Exercise prompt: Find each line holding "embedded" and copy it out.

Data provided:
— Begin —

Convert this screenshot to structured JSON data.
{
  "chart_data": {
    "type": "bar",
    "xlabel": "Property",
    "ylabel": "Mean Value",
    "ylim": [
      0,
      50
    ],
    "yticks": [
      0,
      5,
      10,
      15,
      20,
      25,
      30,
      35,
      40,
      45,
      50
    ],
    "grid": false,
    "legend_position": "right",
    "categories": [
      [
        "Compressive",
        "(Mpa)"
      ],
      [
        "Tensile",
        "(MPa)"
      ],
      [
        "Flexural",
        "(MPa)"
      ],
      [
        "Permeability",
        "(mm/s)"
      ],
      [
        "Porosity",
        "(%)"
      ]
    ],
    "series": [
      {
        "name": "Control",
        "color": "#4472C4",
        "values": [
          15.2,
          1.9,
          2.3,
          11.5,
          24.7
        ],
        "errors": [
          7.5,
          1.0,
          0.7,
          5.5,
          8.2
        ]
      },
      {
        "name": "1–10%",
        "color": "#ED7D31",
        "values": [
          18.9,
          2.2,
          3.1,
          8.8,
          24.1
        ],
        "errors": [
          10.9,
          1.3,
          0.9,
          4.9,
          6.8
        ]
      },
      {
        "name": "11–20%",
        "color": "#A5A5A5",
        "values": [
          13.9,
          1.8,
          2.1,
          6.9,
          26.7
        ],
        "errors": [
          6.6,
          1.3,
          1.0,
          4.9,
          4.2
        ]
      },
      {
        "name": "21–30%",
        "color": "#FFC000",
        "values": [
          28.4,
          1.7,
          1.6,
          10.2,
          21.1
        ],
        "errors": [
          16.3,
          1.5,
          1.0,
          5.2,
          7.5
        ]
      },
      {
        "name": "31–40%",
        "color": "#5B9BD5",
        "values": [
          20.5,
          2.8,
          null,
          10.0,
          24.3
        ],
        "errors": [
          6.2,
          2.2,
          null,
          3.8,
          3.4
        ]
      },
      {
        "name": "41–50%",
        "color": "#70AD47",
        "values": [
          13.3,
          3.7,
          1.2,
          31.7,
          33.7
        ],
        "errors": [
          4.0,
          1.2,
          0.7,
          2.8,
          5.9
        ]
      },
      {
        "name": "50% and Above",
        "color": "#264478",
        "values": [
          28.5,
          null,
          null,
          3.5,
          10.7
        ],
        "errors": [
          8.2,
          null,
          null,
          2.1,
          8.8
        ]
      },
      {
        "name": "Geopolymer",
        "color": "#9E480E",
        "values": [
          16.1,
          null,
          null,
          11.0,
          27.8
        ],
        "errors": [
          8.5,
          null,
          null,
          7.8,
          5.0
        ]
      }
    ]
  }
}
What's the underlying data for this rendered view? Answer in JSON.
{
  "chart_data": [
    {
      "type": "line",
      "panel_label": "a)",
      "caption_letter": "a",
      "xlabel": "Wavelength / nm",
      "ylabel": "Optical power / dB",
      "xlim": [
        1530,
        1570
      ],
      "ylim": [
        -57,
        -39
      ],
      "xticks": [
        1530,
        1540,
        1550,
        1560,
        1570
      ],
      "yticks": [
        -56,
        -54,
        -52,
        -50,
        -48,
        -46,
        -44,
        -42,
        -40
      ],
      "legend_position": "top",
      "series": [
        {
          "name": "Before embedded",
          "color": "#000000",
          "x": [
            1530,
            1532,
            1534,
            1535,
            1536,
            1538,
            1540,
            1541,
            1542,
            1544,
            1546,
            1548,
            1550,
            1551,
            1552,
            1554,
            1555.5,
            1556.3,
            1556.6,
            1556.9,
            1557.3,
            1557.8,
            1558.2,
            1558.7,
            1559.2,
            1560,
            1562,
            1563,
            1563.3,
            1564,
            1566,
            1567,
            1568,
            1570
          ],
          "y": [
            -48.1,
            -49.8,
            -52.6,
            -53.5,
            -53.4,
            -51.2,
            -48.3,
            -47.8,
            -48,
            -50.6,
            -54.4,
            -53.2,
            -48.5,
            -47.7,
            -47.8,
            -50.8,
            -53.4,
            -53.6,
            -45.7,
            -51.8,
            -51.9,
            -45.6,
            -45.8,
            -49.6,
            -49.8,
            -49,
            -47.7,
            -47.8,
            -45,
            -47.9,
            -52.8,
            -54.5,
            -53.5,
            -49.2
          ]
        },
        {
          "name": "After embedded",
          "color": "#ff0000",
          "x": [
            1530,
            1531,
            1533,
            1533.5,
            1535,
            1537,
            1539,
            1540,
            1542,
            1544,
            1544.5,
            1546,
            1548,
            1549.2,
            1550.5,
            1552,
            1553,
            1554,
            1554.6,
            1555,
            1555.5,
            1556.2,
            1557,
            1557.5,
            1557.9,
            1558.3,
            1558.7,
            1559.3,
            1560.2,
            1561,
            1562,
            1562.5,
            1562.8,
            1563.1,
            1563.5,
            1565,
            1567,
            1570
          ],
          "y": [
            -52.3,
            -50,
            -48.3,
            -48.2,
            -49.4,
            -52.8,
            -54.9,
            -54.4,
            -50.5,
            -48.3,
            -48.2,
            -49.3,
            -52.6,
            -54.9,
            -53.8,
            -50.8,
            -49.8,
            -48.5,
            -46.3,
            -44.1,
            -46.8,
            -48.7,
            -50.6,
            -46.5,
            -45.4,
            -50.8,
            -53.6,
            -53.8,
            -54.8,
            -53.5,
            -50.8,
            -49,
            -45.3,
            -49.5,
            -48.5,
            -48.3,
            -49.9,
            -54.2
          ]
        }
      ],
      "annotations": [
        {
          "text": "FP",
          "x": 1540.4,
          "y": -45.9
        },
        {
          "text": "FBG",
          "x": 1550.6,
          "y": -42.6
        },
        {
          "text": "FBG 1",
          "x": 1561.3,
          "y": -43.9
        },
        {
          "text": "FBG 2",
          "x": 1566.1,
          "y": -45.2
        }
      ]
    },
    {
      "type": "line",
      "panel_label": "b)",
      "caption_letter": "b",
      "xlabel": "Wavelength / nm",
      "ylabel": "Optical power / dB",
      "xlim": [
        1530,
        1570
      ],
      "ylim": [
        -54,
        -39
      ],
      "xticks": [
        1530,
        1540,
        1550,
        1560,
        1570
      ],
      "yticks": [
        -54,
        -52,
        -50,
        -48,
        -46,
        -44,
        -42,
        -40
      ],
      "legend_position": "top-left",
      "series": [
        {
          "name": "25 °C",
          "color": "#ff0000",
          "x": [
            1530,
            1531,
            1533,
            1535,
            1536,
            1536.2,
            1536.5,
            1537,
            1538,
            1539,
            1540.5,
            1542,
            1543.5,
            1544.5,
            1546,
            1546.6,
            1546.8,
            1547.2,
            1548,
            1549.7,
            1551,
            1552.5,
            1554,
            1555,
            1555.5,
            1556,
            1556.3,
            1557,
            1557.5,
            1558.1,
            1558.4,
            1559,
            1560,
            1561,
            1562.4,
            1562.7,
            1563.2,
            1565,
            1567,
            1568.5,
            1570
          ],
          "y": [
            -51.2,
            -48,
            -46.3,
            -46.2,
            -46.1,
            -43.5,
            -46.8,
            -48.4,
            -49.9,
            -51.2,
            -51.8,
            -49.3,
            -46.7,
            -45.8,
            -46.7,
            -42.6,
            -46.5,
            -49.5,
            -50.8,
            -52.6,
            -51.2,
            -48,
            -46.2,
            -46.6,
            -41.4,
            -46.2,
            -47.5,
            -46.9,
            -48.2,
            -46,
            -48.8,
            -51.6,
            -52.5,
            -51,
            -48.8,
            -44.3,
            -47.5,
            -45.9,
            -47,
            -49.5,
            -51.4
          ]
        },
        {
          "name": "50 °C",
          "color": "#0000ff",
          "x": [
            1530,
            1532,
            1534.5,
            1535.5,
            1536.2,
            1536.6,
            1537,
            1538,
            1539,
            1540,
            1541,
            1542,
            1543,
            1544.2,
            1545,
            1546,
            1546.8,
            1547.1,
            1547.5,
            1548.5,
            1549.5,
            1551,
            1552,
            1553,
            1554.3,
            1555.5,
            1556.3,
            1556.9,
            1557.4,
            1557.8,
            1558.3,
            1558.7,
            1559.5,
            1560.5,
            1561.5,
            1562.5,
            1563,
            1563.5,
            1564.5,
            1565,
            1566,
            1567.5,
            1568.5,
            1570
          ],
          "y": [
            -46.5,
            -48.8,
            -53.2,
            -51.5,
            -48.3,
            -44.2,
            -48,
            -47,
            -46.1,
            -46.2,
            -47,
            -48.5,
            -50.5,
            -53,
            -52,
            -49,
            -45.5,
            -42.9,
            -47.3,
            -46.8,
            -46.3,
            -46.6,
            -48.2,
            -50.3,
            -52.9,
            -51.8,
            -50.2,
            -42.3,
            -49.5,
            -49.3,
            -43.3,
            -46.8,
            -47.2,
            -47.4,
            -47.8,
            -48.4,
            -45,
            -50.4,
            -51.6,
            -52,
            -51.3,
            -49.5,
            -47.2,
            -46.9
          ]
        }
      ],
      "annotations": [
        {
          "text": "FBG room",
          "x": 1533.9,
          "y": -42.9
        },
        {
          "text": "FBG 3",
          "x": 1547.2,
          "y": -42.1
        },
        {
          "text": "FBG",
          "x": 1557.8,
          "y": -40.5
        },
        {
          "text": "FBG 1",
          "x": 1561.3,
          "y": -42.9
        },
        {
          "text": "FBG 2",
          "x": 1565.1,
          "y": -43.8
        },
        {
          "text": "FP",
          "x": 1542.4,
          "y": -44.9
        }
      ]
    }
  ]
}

— End —

Full output:
          "name": "Before embedded",
          "name": "After embedded",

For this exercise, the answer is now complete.